━━━━━ Listed entries ━━━━━
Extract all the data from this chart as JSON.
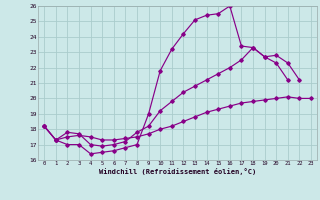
{
  "xlabel": "Windchill (Refroidissement éolien,°C)",
  "bg_color": "#cce8e8",
  "grid_color": "#aacccc",
  "line_color": "#880088",
  "xlim": [
    -0.5,
    23.5
  ],
  "ylim": [
    16,
    26
  ],
  "xticks": [
    0,
    1,
    2,
    3,
    4,
    5,
    6,
    7,
    8,
    9,
    10,
    11,
    12,
    13,
    14,
    15,
    16,
    17,
    18,
    19,
    20,
    21,
    22,
    23
  ],
  "yticks": [
    16,
    17,
    18,
    19,
    20,
    21,
    22,
    23,
    24,
    25,
    26
  ],
  "line1_x": [
    0,
    1,
    2,
    3,
    4,
    5,
    6,
    7,
    8,
    9,
    10,
    11,
    12,
    13,
    14,
    15,
    16,
    17,
    18,
    19,
    20,
    21
  ],
  "line1_y": [
    18.2,
    17.3,
    17.0,
    17.0,
    16.4,
    16.5,
    16.6,
    16.8,
    17.0,
    19.0,
    21.8,
    23.2,
    24.2,
    25.1,
    25.4,
    25.5,
    26.0,
    23.4,
    23.3,
    22.7,
    22.3,
    21.2
  ],
  "line2_x": [
    0,
    1,
    2,
    3,
    4,
    5,
    6,
    7,
    8,
    9,
    10,
    11,
    12,
    13,
    14,
    15,
    16,
    17,
    18,
    19,
    20,
    21,
    22,
    23
  ],
  "line2_y": [
    18.2,
    17.3,
    17.5,
    17.6,
    17.5,
    17.3,
    17.3,
    17.4,
    17.5,
    17.7,
    18.0,
    18.2,
    18.5,
    18.8,
    19.1,
    19.3,
    19.5,
    19.7,
    19.8,
    19.9,
    20.0,
    20.1,
    20.0,
    20.0
  ],
  "line3_x": [
    0,
    1,
    2,
    3,
    4,
    5,
    6,
    7,
    8,
    9,
    10,
    11,
    12,
    13,
    14,
    15,
    16,
    17,
    18,
    19,
    20,
    21,
    22
  ],
  "line3_y": [
    18.2,
    17.3,
    17.8,
    17.7,
    17.0,
    16.9,
    17.0,
    17.2,
    17.8,
    18.2,
    19.2,
    19.8,
    20.4,
    20.8,
    21.2,
    21.6,
    22.0,
    22.5,
    23.3,
    22.7,
    22.8,
    22.3,
    21.2
  ]
}
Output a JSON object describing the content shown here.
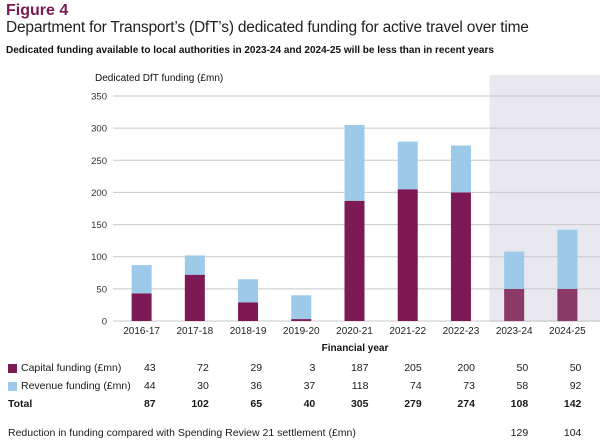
{
  "figure": {
    "label": "Figure 4",
    "title": "Department for Transport’s (DfT’s) dedicated funding for active travel over time",
    "subtitle": "Dedicated funding available to local authorities in 2023-24 and 2024-25 will be less than in recent years"
  },
  "colors": {
    "capital": "#7d1a55",
    "capital_shaded": "#8a3a66",
    "revenue": "#9ccae8",
    "shaded_region": "#e9e8ef",
    "grid": "#c8c8c8"
  },
  "chart_data": {
    "type": "bar",
    "stacked": true,
    "title": "Department for Transport’s (DfT’s) dedicated funding for active travel over time",
    "ylabel": "Dedicated DfT funding (£mn)",
    "xlabel": "Financial year",
    "ylim": [
      0,
      350
    ],
    "yticks": [
      0,
      50,
      100,
      150,
      200,
      250,
      300,
      350
    ],
    "grid": true,
    "categories": [
      "2016-17",
      "2017-18",
      "2018-19",
      "2019-20",
      "2020-21",
      "2021-22",
      "2022-23",
      "2023-24",
      "2024-25"
    ],
    "shaded_categories": [
      "2023-24",
      "2024-25"
    ],
    "series": [
      {
        "name": "Capital funding (£mn)",
        "values": [
          43,
          72,
          29,
          3,
          187,
          205,
          200,
          50,
          50
        ]
      },
      {
        "name": "Revenue funding (£mn)",
        "values": [
          44,
          30,
          36,
          37,
          118,
          74,
          73,
          58,
          92
        ]
      }
    ],
    "totals": {
      "label": "Total",
      "values": [
        87,
        102,
        65,
        40,
        305,
        279,
        274,
        108,
        142
      ]
    },
    "reduction": {
      "label": "Reduction in funding compared with Spending Review 21 settlement (£mn)",
      "values": [
        null,
        null,
        null,
        null,
        null,
        null,
        null,
        129,
        104
      ]
    }
  }
}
━━━━━
Aim of the exercise:
Transcribe the material exactly, leaving every picture out.

Task answer:
Extract all the data from this chart as JSON.
{
  "xlabel": "Windchill (Refroidissement éolien,°C)",
  "bg_color": "#cce8e8",
  "grid_color": "#aacccc",
  "line_color": "#880088",
  "xlim": [
    -0.5,
    23.5
  ],
  "ylim": [
    16,
    26
  ],
  "xticks": [
    0,
    1,
    2,
    3,
    4,
    5,
    6,
    7,
    8,
    9,
    10,
    11,
    12,
    13,
    14,
    15,
    16,
    17,
    18,
    19,
    20,
    21,
    22,
    23
  ],
  "yticks": [
    16,
    17,
    18,
    19,
    20,
    21,
    22,
    23,
    24,
    25,
    26
  ],
  "line1_x": [
    0,
    1,
    2,
    3,
    4,
    5,
    6,
    7,
    8,
    9,
    10,
    11,
    12,
    13,
    14,
    15,
    16,
    17,
    18,
    19,
    20,
    21
  ],
  "line1_y": [
    18.2,
    17.3,
    17.0,
    17.0,
    16.4,
    16.5,
    16.6,
    16.8,
    17.0,
    19.0,
    21.8,
    23.2,
    24.2,
    25.1,
    25.4,
    25.5,
    26.0,
    23.4,
    23.3,
    22.7,
    22.3,
    21.2
  ],
  "line2_x": [
    0,
    1,
    2,
    3,
    4,
    5,
    6,
    7,
    8,
    9,
    10,
    11,
    12,
    13,
    14,
    15,
    16,
    17,
    18,
    19,
    20,
    21,
    22,
    23
  ],
  "line2_y": [
    18.2,
    17.3,
    17.5,
    17.6,
    17.5,
    17.3,
    17.3,
    17.4,
    17.5,
    17.7,
    18.0,
    18.2,
    18.5,
    18.8,
    19.1,
    19.3,
    19.5,
    19.7,
    19.8,
    19.9,
    20.0,
    20.1,
    20.0,
    20.0
  ],
  "line3_x": [
    0,
    1,
    2,
    3,
    4,
    5,
    6,
    7,
    8,
    9,
    10,
    11,
    12,
    13,
    14,
    15,
    16,
    17,
    18,
    19,
    20,
    21,
    22
  ],
  "line3_y": [
    18.2,
    17.3,
    17.8,
    17.7,
    17.0,
    16.9,
    17.0,
    17.2,
    17.8,
    18.2,
    19.2,
    19.8,
    20.4,
    20.8,
    21.2,
    21.6,
    22.0,
    22.5,
    23.3,
    22.7,
    22.8,
    22.3,
    21.2
  ]
}
Output a JSON object describing the content shown here.
{
  "figure": {
    "label": "Figure 4",
    "title": "Department for Transport’s (DfT’s) dedicated funding for active travel over time",
    "subtitle": "Dedicated funding available to local authorities in 2023-24 and 2024-25 will be less than in recent years"
  },
  "colors": {
    "capital": "#7d1a55",
    "capital_shaded": "#8a3a66",
    "revenue": "#9ccae8",
    "shaded_region": "#e9e8ef",
    "grid": "#c8c8c8"
  },
  "chart_data": {
    "type": "bar",
    "stacked": true,
    "title": "Department for Transport’s (DfT’s) dedicated funding for active travel over time",
    "ylabel": "Dedicated DfT funding (£mn)",
    "xlabel": "Financial year",
    "ylim": [
      0,
      350
    ],
    "yticks": [
      0,
      50,
      100,
      150,
      200,
      250,
      300,
      350
    ],
    "grid": true,
    "categories": [
      "2016-17",
      "2017-18",
      "2018-19",
      "2019-20",
      "2020-21",
      "2021-22",
      "2022-23",
      "2023-24",
      "2024-25"
    ],
    "shaded_categories": [
      "2023-24",
      "2024-25"
    ],
    "series": [
      {
        "name": "Capital funding (£mn)",
        "values": [
          43,
          72,
          29,
          3,
          187,
          205,
          200,
          50,
          50
        ]
      },
      {
        "name": "Revenue funding (£mn)",
        "values": [
          44,
          30,
          36,
          37,
          118,
          74,
          73,
          58,
          92
        ]
      }
    ],
    "totals": {
      "label": "Total",
      "values": [
        87,
        102,
        65,
        40,
        305,
        279,
        274,
        108,
        142
      ]
    },
    "reduction": {
      "label": "Reduction in funding compared with Spending Review 21 settlement (£mn)",
      "values": [
        null,
        null,
        null,
        null,
        null,
        null,
        null,
        129,
        104
      ]
    }
  }
}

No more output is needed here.